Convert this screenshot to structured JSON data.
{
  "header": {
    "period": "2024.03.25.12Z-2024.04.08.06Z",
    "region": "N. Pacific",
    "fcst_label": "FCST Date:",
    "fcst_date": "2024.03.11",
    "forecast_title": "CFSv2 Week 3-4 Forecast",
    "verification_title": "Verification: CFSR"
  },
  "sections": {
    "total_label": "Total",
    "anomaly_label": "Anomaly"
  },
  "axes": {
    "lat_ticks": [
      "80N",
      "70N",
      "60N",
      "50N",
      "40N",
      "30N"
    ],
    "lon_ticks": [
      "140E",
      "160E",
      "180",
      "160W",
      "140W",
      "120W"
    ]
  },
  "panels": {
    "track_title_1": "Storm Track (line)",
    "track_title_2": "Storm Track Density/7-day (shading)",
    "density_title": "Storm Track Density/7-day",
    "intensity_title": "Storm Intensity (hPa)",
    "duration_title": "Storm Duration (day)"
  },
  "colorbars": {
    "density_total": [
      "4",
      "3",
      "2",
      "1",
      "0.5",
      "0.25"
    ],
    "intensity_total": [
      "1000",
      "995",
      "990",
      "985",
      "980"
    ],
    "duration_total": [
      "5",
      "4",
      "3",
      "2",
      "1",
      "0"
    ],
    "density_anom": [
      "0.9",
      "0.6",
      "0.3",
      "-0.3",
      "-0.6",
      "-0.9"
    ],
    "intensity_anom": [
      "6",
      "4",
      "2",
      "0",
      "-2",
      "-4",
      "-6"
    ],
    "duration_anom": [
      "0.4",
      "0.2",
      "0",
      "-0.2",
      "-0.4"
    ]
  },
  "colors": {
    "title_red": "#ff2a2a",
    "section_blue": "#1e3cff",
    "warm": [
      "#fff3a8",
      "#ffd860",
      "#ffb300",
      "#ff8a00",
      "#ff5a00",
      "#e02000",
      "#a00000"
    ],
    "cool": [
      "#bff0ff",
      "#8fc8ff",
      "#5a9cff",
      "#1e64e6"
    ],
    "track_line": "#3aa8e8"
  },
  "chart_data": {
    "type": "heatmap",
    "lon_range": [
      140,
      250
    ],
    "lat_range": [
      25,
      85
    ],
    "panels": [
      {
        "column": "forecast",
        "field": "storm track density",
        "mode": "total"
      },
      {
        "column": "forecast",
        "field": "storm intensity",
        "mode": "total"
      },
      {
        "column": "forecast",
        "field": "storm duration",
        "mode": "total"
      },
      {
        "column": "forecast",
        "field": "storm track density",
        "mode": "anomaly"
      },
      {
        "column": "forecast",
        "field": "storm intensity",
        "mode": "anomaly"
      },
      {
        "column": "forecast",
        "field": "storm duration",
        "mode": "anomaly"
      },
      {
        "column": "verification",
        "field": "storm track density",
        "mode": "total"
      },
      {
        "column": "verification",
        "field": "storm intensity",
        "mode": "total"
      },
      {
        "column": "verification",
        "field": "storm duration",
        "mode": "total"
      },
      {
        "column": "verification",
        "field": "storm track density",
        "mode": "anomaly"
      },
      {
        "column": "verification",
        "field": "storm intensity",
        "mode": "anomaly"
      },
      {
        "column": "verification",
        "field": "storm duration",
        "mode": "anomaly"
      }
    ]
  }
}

- Set task -
Go through the data and return every record exactly.

- Task result -
Convert this screenshot to structured JSON data.
{
  "header": {
    "period": "2024.03.25.12Z-2024.04.08.06Z",
    "region": "N. Pacific",
    "fcst_label": "FCST Date:",
    "fcst_date": "2024.03.11",
    "forecast_title": "CFSv2 Week 3-4 Forecast",
    "verification_title": "Verification: CFSR"
  },
  "sections": {
    "total_label": "Total",
    "anomaly_label": "Anomaly"
  },
  "axes": {
    "lat_ticks": [
      "80N",
      "70N",
      "60N",
      "50N",
      "40N",
      "30N"
    ],
    "lon_ticks": [
      "140E",
      "160E",
      "180",
      "160W",
      "140W",
      "120W"
    ]
  },
  "panels": {
    "track_title_1": "Storm Track (line)",
    "track_title_2": "Storm Track Density/7-day (shading)",
    "density_title": "Storm Track Density/7-day",
    "intensity_title": "Storm Intensity (hPa)",
    "duration_title": "Storm Duration (day)"
  },
  "colorbars": {
    "density_total": [
      "4",
      "3",
      "2",
      "1",
      "0.5",
      "0.25"
    ],
    "intensity_total": [
      "1000",
      "995",
      "990",
      "985",
      "980"
    ],
    "duration_total": [
      "5",
      "4",
      "3",
      "2",
      "1",
      "0"
    ],
    "density_anom": [
      "0.9",
      "0.6",
      "0.3",
      "-0.3",
      "-0.6",
      "-0.9"
    ],
    "intensity_anom": [
      "6",
      "4",
      "2",
      "0",
      "-2",
      "-4",
      "-6"
    ],
    "duration_anom": [
      "0.4",
      "0.2",
      "0",
      "-0.2",
      "-0.4"
    ]
  },
  "colors": {
    "title_red": "#ff2a2a",
    "section_blue": "#1e3cff",
    "warm": [
      "#fff3a8",
      "#ffd860",
      "#ffb300",
      "#ff8a00",
      "#ff5a00",
      "#e02000",
      "#a00000"
    ],
    "cool": [
      "#bff0ff",
      "#8fc8ff",
      "#5a9cff",
      "#1e64e6"
    ],
    "track_line": "#3aa8e8"
  },
  "chart_data": {
    "type": "heatmap",
    "lon_range": [
      140,
      250
    ],
    "lat_range": [
      25,
      85
    ],
    "panels": [
      {
        "column": "forecast",
        "field": "storm track density",
        "mode": "total"
      },
      {
        "column": "forecast",
        "field": "storm intensity",
        "mode": "total"
      },
      {
        "column": "forecast",
        "field": "storm duration",
        "mode": "total"
      },
      {
        "column": "forecast",
        "field": "storm track density",
        "mode": "anomaly"
      },
      {
        "column": "forecast",
        "field": "storm intensity",
        "mode": "anomaly"
      },
      {
        "column": "forecast",
        "field": "storm duration",
        "mode": "anomaly"
      },
      {
        "column": "verification",
        "field": "storm track density",
        "mode": "total"
      },
      {
        "column": "verification",
        "field": "storm intensity",
        "mode": "total"
      },
      {
        "column": "verification",
        "field": "storm duration",
        "mode": "total"
      },
      {
        "column": "verification",
        "field": "storm track density",
        "mode": "anomaly"
      },
      {
        "column": "verification",
        "field": "storm intensity",
        "mode": "anomaly"
      },
      {
        "column": "verification",
        "field": "storm duration",
        "mode": "anomaly"
      }
    ]
  }
}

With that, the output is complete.